→ **Work to do**
Output the entries below exactly as written, omitting pictures.

--- start of Provided information ---

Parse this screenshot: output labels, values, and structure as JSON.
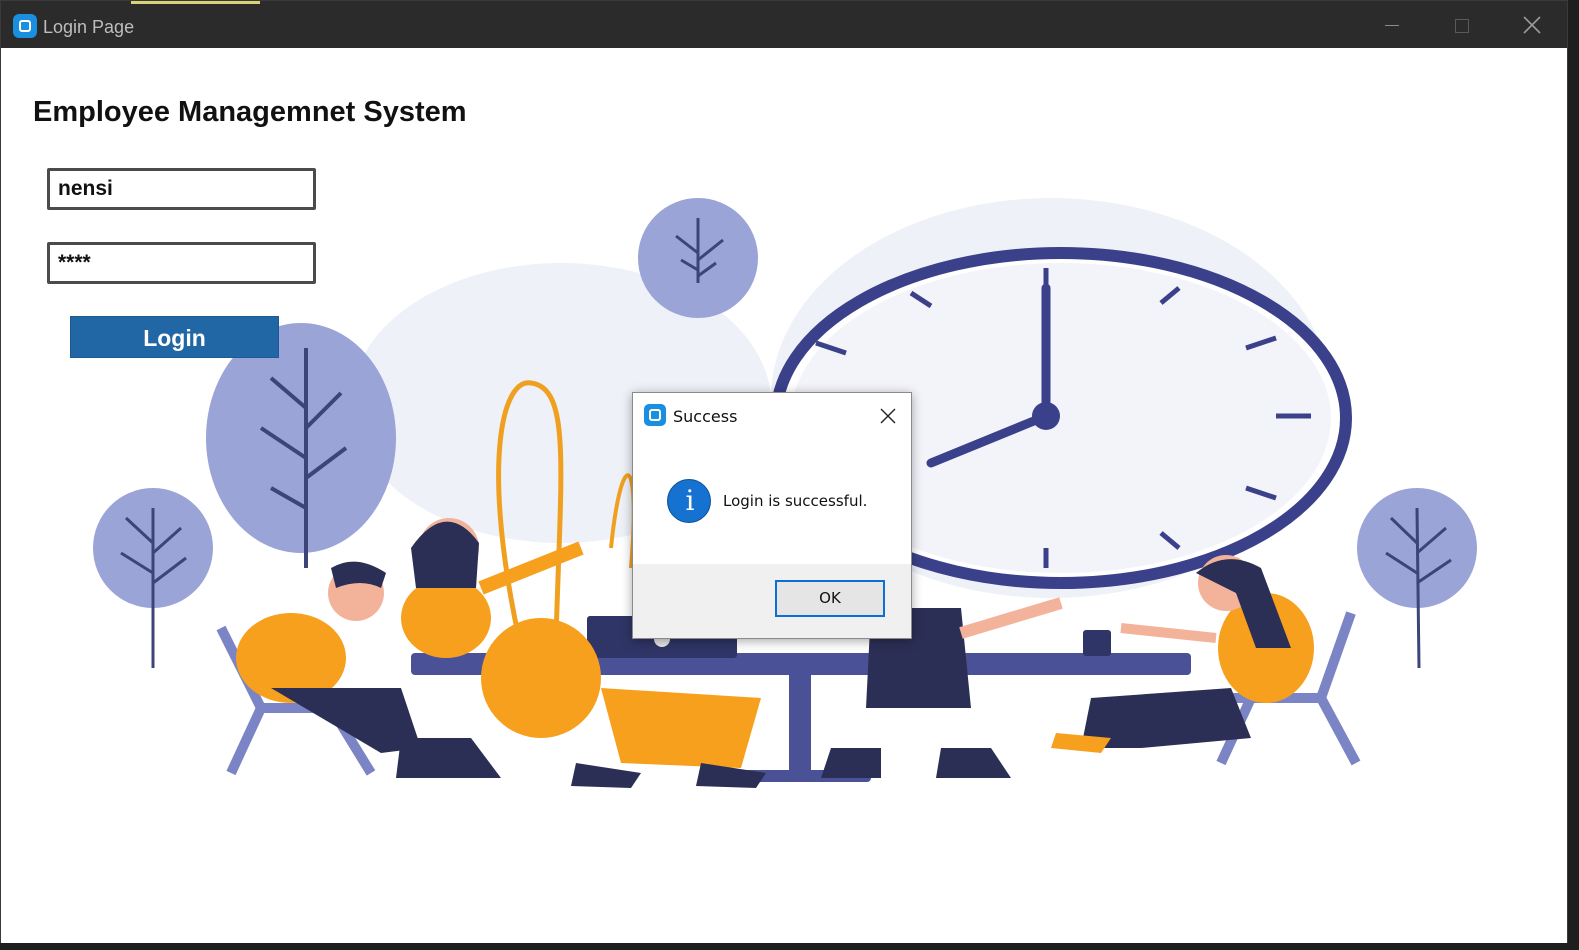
{
  "window": {
    "title": "Login Page",
    "accent_color": "#1a8fe0"
  },
  "form": {
    "heading": "Employee Managemnet System",
    "username_value": "nensi",
    "password_value": "****",
    "login_label": "Login",
    "login_color": "#2167a6"
  },
  "dialog": {
    "title": "Success",
    "message": "Login is successful.",
    "ok_label": "OK",
    "info_icon": "info-icon"
  }
}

--- end of Provided information ---

→ **Solution to the problem**
Parse this screenshot: output labels, values, and structure as JSON.
{
  "window": {
    "title": "Login Page",
    "accent_color": "#1a8fe0"
  },
  "form": {
    "heading": "Employee Managemnet System",
    "username_value": "nensi",
    "password_value": "****",
    "login_label": "Login",
    "login_color": "#2167a6"
  },
  "dialog": {
    "title": "Success",
    "message": "Login is successful.",
    "ok_label": "OK",
    "info_icon": "info-icon"
  }
}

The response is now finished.